- WHAT THE EXERCISE ASKS
From the listing below, work out how many lines contain "transform". Reply with that number only.

- EXCERPTED RECORDS
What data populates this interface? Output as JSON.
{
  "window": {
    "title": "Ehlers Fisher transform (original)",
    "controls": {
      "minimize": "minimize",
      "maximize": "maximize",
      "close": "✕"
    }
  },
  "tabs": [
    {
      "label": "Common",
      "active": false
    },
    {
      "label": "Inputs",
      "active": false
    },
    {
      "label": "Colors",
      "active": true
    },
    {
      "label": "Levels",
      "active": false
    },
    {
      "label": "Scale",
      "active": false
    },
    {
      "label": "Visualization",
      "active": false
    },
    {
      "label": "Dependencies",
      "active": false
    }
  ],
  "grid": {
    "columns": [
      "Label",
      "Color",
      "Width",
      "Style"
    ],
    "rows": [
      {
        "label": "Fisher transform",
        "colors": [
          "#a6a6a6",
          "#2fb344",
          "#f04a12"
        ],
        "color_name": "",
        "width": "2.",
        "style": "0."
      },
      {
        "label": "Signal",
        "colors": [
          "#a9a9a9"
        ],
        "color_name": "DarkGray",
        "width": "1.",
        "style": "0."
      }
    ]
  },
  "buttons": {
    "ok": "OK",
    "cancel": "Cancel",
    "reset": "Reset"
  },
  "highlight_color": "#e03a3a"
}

- EXERCISE RESULT
2